Directive -
Search the material below for the string "JSON" and list each line that holds it.

Input -
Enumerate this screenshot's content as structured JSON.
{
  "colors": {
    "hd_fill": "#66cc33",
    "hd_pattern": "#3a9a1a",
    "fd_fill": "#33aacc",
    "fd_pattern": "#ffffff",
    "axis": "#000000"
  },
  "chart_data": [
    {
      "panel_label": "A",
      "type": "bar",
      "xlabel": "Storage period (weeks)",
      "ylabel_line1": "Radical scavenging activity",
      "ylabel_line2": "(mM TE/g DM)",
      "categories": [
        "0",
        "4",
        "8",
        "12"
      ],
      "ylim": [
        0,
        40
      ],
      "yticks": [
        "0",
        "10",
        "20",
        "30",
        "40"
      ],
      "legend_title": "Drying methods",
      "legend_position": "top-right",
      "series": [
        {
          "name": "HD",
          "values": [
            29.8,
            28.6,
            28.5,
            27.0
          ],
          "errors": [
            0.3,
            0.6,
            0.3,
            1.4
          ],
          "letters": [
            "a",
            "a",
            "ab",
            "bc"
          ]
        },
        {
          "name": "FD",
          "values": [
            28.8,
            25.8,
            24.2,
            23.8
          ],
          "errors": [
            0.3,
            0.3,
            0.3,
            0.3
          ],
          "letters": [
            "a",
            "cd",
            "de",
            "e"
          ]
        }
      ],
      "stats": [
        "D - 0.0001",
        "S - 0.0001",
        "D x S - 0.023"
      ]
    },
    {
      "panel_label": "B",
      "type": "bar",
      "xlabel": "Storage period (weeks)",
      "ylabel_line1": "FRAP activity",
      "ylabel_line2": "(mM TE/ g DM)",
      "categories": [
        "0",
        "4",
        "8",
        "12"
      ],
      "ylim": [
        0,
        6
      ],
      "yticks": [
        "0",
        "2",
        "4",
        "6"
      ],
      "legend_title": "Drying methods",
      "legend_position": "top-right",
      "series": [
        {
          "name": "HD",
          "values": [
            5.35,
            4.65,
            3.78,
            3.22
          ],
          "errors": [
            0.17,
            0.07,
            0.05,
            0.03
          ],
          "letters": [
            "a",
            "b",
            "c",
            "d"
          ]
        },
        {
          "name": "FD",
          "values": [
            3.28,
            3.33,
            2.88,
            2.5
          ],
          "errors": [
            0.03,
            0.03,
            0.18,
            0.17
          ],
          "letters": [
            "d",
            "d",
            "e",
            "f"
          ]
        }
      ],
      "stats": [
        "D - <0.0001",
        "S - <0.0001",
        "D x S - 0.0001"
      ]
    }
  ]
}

==

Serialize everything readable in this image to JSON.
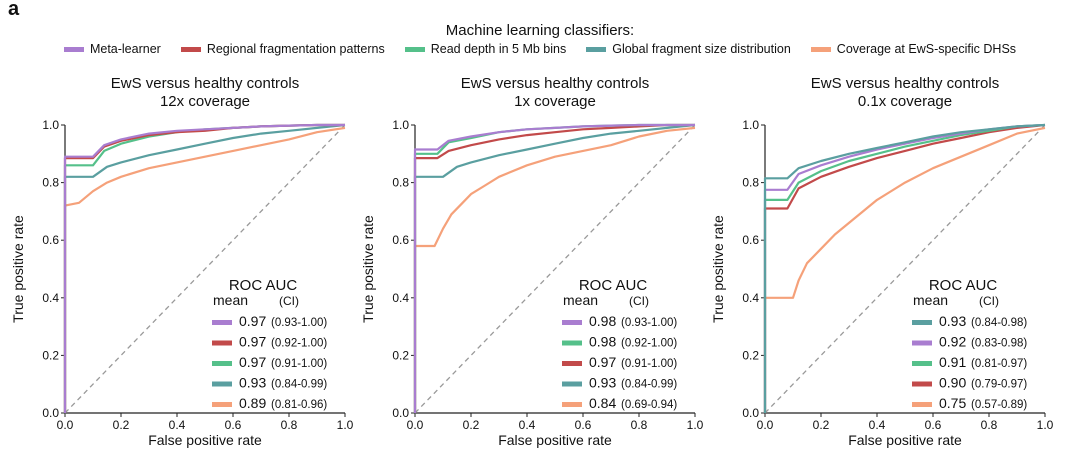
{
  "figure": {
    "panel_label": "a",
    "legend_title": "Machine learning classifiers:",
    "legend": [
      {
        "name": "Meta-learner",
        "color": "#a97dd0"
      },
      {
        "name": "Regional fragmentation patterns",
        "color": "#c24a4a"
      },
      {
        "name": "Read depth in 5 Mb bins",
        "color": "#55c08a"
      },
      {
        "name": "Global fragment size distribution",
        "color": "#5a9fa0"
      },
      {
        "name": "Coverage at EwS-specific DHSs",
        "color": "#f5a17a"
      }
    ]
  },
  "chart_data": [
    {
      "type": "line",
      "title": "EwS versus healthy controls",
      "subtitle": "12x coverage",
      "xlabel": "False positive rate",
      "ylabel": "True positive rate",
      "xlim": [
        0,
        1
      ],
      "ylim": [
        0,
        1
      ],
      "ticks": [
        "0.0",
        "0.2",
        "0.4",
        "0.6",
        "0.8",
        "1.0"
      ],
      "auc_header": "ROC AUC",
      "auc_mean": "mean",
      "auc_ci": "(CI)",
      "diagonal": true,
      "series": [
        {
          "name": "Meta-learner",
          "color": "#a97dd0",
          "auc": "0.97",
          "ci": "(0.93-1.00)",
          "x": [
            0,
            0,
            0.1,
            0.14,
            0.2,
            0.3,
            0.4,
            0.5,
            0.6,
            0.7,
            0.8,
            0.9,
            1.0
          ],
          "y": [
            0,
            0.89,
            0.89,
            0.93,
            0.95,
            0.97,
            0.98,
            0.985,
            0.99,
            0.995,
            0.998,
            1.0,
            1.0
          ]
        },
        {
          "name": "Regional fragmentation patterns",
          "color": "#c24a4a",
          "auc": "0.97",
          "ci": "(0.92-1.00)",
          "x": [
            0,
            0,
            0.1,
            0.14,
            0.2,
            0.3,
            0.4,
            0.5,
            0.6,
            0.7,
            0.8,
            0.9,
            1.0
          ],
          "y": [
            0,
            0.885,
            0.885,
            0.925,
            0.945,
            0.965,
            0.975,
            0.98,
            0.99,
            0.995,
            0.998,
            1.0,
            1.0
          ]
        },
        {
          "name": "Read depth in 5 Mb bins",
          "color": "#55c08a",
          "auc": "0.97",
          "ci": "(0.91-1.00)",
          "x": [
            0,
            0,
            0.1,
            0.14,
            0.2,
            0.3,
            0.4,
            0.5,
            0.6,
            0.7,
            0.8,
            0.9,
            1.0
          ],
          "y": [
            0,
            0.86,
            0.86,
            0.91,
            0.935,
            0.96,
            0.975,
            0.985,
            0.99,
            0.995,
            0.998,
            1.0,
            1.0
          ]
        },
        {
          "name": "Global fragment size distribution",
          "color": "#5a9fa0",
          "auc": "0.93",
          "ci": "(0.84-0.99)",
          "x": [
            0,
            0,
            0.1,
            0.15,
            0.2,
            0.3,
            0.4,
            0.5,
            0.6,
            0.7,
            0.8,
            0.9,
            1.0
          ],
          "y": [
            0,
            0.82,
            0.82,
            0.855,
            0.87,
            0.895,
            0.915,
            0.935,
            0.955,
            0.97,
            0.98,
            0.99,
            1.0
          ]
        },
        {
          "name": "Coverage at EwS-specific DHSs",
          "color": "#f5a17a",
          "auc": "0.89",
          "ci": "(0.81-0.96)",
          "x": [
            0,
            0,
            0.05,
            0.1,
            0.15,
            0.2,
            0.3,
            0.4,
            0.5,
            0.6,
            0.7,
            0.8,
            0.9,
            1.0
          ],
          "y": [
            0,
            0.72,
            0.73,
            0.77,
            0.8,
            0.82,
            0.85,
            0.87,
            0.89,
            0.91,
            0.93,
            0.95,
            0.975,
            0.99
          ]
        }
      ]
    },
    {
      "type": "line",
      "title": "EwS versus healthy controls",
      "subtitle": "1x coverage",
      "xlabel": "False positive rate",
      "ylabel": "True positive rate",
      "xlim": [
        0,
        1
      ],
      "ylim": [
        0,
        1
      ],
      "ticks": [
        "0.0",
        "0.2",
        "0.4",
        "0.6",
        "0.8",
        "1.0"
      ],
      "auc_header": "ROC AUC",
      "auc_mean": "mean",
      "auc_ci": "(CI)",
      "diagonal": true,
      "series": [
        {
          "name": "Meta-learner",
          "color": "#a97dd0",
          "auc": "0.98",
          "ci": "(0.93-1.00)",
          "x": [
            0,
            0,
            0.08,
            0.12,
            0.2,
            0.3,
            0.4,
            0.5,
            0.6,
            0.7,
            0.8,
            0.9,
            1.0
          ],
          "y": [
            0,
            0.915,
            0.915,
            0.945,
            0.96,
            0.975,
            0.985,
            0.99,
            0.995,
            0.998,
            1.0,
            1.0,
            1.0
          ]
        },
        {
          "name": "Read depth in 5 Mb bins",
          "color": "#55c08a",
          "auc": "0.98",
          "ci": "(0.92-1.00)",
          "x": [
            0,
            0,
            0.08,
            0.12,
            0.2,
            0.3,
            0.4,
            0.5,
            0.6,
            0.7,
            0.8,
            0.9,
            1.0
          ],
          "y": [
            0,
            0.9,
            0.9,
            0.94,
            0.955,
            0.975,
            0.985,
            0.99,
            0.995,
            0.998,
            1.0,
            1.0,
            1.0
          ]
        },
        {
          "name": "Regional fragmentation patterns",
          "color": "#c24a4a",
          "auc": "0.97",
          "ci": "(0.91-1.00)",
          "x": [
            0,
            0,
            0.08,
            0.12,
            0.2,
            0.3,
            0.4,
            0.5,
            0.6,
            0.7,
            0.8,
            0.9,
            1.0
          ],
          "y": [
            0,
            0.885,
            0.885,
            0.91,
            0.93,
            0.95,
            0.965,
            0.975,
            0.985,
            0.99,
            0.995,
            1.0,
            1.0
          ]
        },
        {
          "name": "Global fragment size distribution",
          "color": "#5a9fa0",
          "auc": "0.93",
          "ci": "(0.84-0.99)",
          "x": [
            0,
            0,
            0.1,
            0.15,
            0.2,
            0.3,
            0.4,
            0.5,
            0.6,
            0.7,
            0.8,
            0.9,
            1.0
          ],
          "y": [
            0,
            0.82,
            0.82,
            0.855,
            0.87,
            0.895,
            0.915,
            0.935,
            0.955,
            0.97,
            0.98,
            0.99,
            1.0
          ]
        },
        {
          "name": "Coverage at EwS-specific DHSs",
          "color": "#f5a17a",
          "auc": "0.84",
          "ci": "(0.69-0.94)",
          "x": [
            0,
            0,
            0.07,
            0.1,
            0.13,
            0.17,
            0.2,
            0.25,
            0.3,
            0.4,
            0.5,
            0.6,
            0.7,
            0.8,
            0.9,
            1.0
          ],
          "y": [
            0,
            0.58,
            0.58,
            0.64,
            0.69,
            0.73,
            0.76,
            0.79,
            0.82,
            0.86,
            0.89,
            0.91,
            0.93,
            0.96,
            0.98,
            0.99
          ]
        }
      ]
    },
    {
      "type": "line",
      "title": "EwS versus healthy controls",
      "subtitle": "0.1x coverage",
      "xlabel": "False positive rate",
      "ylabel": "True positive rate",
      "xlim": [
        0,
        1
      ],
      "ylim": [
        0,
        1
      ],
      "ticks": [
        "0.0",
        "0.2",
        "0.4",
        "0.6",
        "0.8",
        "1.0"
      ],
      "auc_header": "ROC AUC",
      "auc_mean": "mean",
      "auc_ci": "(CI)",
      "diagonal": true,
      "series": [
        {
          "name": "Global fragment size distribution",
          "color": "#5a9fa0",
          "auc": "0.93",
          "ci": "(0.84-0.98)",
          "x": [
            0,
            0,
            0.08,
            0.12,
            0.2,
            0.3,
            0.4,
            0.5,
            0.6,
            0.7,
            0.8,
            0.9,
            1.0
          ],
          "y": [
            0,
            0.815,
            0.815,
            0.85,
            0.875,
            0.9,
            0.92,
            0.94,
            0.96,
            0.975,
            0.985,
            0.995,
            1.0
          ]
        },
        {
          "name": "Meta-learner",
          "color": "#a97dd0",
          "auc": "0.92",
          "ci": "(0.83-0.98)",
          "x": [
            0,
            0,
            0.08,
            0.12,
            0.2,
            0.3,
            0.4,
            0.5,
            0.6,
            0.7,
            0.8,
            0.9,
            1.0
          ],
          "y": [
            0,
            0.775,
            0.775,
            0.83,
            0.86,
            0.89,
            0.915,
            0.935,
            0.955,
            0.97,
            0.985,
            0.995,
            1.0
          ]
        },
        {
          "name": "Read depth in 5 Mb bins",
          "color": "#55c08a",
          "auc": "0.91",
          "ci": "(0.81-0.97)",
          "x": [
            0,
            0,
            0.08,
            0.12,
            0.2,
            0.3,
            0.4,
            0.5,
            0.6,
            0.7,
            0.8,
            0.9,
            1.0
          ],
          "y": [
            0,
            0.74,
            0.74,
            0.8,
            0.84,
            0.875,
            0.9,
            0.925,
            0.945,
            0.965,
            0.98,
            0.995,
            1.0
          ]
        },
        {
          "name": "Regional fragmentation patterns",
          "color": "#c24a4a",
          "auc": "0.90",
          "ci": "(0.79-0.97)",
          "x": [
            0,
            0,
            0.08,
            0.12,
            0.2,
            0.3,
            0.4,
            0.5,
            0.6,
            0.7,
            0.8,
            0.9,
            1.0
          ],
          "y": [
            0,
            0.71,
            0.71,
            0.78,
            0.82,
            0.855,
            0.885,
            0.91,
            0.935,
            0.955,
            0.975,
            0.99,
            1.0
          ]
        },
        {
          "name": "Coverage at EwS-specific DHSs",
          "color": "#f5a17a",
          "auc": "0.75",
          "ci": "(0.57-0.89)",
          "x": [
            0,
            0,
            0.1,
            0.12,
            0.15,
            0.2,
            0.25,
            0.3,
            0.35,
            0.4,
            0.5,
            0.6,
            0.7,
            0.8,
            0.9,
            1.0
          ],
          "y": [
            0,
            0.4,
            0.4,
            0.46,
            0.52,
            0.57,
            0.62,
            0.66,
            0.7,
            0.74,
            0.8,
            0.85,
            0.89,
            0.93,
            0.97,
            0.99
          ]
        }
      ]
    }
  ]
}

Answer for this exercise -
Enumerate this screenshot's content as structured JSON.
Serialize everything readable in this image to JSON.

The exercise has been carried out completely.